* begin SOURCE MATERIAL *

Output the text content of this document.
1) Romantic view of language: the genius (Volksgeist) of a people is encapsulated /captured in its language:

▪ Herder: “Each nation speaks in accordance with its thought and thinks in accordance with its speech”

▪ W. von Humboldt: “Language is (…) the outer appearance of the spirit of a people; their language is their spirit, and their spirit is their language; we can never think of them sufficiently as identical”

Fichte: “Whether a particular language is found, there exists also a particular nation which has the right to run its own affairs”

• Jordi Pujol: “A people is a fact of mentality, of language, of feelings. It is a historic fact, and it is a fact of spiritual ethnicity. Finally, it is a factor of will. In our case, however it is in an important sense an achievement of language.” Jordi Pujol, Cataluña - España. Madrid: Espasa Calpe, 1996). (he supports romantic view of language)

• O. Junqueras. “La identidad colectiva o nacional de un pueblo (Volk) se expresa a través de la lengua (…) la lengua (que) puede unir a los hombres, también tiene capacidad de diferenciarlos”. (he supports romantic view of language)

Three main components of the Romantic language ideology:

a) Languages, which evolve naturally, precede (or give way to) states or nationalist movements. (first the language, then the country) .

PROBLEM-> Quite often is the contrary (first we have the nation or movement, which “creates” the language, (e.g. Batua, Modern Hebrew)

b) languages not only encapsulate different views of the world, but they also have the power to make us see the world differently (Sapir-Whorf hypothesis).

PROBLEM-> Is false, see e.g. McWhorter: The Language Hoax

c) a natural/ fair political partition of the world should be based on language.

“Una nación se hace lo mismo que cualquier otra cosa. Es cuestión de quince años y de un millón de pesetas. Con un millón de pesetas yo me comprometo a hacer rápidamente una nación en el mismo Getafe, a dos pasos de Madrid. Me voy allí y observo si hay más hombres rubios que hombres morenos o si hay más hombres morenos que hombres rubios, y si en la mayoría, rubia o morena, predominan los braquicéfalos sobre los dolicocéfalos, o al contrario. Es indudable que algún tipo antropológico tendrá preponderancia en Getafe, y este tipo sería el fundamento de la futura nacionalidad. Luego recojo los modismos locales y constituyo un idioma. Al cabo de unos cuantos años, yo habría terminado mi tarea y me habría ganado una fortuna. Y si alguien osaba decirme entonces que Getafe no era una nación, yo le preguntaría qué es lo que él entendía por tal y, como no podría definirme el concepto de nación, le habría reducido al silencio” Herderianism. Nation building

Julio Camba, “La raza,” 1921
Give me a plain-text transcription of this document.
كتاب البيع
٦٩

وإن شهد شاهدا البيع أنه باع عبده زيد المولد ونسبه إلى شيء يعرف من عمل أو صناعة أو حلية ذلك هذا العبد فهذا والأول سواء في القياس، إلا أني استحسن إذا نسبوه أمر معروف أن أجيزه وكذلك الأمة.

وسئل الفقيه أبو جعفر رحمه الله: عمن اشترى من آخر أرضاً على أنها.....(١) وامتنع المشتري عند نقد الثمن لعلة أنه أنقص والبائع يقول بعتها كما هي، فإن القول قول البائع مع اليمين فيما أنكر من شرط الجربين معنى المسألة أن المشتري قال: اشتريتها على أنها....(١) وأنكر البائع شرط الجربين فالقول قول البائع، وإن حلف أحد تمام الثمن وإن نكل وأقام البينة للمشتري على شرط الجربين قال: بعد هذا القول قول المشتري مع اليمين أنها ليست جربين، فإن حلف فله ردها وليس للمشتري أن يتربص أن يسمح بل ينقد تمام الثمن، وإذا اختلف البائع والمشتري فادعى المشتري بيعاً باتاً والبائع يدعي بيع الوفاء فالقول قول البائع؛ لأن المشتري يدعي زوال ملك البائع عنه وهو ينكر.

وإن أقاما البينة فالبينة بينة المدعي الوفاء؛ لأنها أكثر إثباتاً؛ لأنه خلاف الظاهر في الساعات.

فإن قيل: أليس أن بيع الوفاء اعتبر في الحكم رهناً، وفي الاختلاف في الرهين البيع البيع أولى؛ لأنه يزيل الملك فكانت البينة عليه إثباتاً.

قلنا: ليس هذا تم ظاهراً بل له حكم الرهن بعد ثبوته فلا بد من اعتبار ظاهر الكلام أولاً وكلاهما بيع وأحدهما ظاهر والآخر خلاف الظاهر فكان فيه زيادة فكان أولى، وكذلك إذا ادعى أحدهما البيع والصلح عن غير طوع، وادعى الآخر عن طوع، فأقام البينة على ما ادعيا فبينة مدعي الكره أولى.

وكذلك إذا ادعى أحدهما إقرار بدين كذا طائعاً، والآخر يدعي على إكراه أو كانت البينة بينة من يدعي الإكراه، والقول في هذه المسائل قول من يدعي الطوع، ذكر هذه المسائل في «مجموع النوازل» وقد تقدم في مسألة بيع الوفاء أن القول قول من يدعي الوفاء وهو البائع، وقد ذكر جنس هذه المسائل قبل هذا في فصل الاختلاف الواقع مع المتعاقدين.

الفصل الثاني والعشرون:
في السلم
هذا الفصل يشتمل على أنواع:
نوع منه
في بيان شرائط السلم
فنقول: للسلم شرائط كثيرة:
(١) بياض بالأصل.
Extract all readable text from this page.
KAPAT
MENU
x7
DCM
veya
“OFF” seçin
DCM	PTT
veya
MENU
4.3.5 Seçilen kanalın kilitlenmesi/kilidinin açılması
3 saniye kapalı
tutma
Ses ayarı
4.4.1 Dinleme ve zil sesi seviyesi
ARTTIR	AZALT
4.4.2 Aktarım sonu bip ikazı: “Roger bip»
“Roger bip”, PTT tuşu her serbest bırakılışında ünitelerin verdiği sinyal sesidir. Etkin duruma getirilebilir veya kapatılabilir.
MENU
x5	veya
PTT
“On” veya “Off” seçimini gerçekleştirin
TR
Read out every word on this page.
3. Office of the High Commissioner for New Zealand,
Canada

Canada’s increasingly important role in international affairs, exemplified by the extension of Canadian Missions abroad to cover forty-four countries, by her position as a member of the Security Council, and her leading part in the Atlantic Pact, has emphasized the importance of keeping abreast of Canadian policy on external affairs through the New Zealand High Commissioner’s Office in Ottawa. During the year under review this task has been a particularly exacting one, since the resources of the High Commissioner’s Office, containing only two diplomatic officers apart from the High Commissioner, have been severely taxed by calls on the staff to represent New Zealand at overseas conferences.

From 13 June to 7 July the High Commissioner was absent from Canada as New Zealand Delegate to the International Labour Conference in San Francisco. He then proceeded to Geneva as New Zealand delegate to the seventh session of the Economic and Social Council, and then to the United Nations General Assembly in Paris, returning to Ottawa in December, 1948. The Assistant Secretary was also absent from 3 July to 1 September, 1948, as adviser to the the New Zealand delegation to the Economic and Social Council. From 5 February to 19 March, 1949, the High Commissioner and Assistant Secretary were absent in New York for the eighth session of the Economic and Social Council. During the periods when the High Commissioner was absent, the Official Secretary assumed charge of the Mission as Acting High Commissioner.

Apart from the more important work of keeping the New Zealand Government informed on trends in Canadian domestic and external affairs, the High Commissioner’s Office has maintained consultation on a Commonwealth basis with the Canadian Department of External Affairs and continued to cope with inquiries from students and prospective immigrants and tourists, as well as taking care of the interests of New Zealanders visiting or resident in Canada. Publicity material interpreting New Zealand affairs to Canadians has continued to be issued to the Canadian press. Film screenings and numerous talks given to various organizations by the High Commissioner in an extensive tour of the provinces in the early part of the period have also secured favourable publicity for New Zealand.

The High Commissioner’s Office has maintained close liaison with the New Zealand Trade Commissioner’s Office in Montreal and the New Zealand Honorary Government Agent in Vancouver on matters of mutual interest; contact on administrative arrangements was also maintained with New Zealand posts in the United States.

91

* end SOURCE MATERIAL *

● STATED PROBLEM: Print out the whole listing exactly as it appears.

● TASK RESPONSE:
Output the text content of this document.
1) Romantic view of language: the genius (Volksgeist) of a people is encapsulated /captured in its language:

▪ Herder: “Each nation speaks in accordance with its thought and thinks in accordance with its speech”

▪ W. von Humboldt: “Language is (…) the outer appearance of the spirit of a people; their language is their spirit, and their spirit is their language; we can never think of them sufficiently as identical”

Fichte: “Whether a particular language is found, there exists also a particular nation which has the right to run its own affairs”

• Jordi Pujol: “A people is a fact of mentality, of language, of feelings. It is a historic fact, and it is a fact of spiritual ethnicity. Finally, it is a factor of will. In our case, however it is in an important sense an achievement of language.” Jordi Pujol, Cataluña - España. Madrid: Espasa Calpe, 1996). (he supports romantic view of language)

• O. Junqueras. “La identidad colectiva o nacional de un pueblo (Volk) se expresa a través de la lengua (…) la lengua (que) puede unir a los hombres, también tiene capacidad de diferenciarlos”. (he supports romantic view of language)

Three main components of the Romantic language ideology:

a) Languages, which evolve naturally, precede (or give way to) states or nationalist movements. (first the language, then the country) .

PROBLEM-> Quite often is the contrary (first we have the nation or movement, which “creates” the language, (e.g. Batua, Modern Hebrew)

b) languages not only encapsulate different views of the world, but they also have the power to make us see the world differently (Sapir-Whorf hypothesis).

PROBLEM-> Is false, see e.g. McWhorter: The Language Hoax

c) a natural/ fair political partition of the world should be based on language.

“Una nación se hace lo mismo que cualquier otra cosa. Es cuestión de quince años y de un millón de pesetas. Con un millón de pesetas yo me comprometo a hacer rápidamente una nación en el mismo Getafe, a dos pasos de Madrid. Me voy allí y observo si hay más hombres rubios que hombres morenos o si hay más hombres morenos que hombres rubios, y si en la mayoría, rubia o morena, predominan los braquicéfalos sobre los dolicocéfalos, o al contrario. Es indudable que algún tipo antropológico tendrá preponderancia en Getafe, y este tipo sería el fundamento de la futura nacionalidad. Luego recojo los modismos locales y constituyo un idioma. Al cabo de unos cuantos años, yo habría terminado mi tarea y me habría ganado una fortuna. Y si alguien osaba decirme entonces que Getafe no era una nación, yo le preguntaría qué es lo que él entendía por tal y, como no podría definirme el concepto de nación, le habría reducido al silencio” Herderianism. Nation building

Julio Camba, “La raza,” 1921
Give me a plain-text transcription of this document.
كتاب البيع
٦٩

وإن شهد شاهدا البيع أنه باع عبده زيد المولد ونسبه إلى شيء يعرف من عمل أو صناعة أو حلية ذلك هذا العبد فهذا والأول سواء في القياس، إلا أني استحسن إذا نسبوه أمر معروف أن أجيزه وكذلك الأمة.

وسئل الفقيه أبو جعفر رحمه الله: عمن اشترى من آخر أرضاً على أنها.....(١) وامتنع المشتري عند نقد الثمن لعلة أنه أنقص والبائع يقول بعتها كما هي، فإن القول قول البائع مع اليمين فيما أنكر من شرط الجربين معنى المسألة أن المشتري قال: اشتريتها على أنها....(١) وأنكر البائع شرط الجربين فالقول قول البائع، وإن حلف أحد تمام الثمن وإن نكل وأقام البينة للمشتري على شرط الجربين قال: بعد هذا القول قول المشتري مع اليمين أنها ليست جربين، فإن حلف فله ردها وليس للمشتري أن يتربص أن يسمح بل ينقد تمام الثمن، وإذا اختلف البائع والمشتري فادعى المشتري بيعاً باتاً والبائع يدعي بيع الوفاء فالقول قول البائع؛ لأن المشتري يدعي زوال ملك البائع عنه وهو ينكر.

وإن أقاما البينة فالبينة بينة المدعي الوفاء؛ لأنها أكثر إثباتاً؛ لأنه خلاف الظاهر في الساعات.

فإن قيل: أليس أن بيع الوفاء اعتبر في الحكم رهناً، وفي الاختلاف في الرهين البيع البيع أولى؛ لأنه يزيل الملك فكانت البينة عليه إثباتاً.

قلنا: ليس هذا تم ظاهراً بل له حكم الرهن بعد ثبوته فلا بد من اعتبار ظاهر الكلام أولاً وكلاهما بيع وأحدهما ظاهر والآخر خلاف الظاهر فكان فيه زيادة فكان أولى، وكذلك إذا ادعى أحدهما البيع والصلح عن غير طوع، وادعى الآخر عن طوع، فأقام البينة على ما ادعيا فبينة مدعي الكره أولى.

وكذلك إذا ادعى أحدهما إقرار بدين كذا طائعاً، والآخر يدعي على إكراه أو كانت البينة بينة من يدعي الإكراه، والقول في هذه المسائل قول من يدعي الطوع، ذكر هذه المسائل في «مجموع النوازل» وقد تقدم في مسألة بيع الوفاء أن القول قول من يدعي الوفاء وهو البائع، وقد ذكر جنس هذه المسائل قبل هذا في فصل الاختلاف الواقع مع المتعاقدين.

الفصل الثاني والعشرون:
في السلم
هذا الفصل يشتمل على أنواع:
نوع منه
في بيان شرائط السلم
فنقول: للسلم شرائط كثيرة:
(١) بياض بالأصل.
Extract all readable text from this page.
KAPAT
MENU
x7
DCM
veya
“OFF” seçin
DCM	PTT
veya
MENU
4.3.5 Seçilen kanalın kilitlenmesi/kilidinin açılması
3 saniye kapalı
tutma
Ses ayarı
4.4.1 Dinleme ve zil sesi seviyesi
ARTTIR	AZALT
4.4.2 Aktarım sonu bip ikazı: “Roger bip»
“Roger bip”, PTT tuşu her serbest bırakılışında ünitelerin verdiği sinyal sesidir. Etkin duruma getirilebilir veya kapatılabilir.
MENU
x5	veya
PTT
“On” veya “Off” seçimini gerçekleştirin
TR
Read out every word on this page.
3. Office of the High Commissioner for New Zealand,
Canada

Canada’s increasingly important role in international affairs, exemplified by the extension of Canadian Missions abroad to cover forty-four countries, by her position as a member of the Security Council, and her leading part in the Atlantic Pact, has emphasized the importance of keeping abreast of Canadian policy on external affairs through the New Zealand High Commissioner’s Office in Ottawa. During the year under review this task has been a particularly exacting one, since the resources of the High Commissioner’s Office, containing only two diplomatic officers apart from the High Commissioner, have been severely taxed by calls on the staff to represent New Zealand at overseas conferences.

From 13 June to 7 July the High Commissioner was absent from Canada as New Zealand Delegate to the International Labour Conference in San Francisco. He then proceeded to Geneva as New Zealand delegate to the seventh session of the Economic and Social Council, and then to the United Nations General Assembly in Paris, returning to Ottawa in December, 1948. The Assistant Secretary was also absent from 3 July to 1 September, 1948, as adviser to the the New Zealand delegation to the Economic and Social Council. From 5 February to 19 March, 1949, the High Commissioner and Assistant Secretary were absent in New York for the eighth session of the Economic and Social Council. During the periods when the High Commissioner was absent, the Official Secretary assumed charge of the Mission as Acting High Commissioner.

Apart from the more important work of keeping the New Zealand Government informed on trends in Canadian domestic and external affairs, the High Commissioner’s Office has maintained consultation on a Commonwealth basis with the Canadian Department of External Affairs and continued to cope with inquiries from students and prospective immigrants and tourists, as well as taking care of the interests of New Zealanders visiting or resident in Canada. Publicity material interpreting New Zealand affairs to Canadians has continued to be issued to the Canadian press. Film screenings and numerous talks given to various organizations by the High Commissioner in an extensive tour of the provinces in the early part of the period have also secured favourable publicity for New Zealand.

The High Commissioner’s Office has maintained close liaison with the New Zealand Trade Commissioner’s Office in Montreal and the New Zealand Honorary Government Agent in Vancouver on matters of mutual interest; contact on administrative arrangements was also maintained with New Zealand posts in the United States.

91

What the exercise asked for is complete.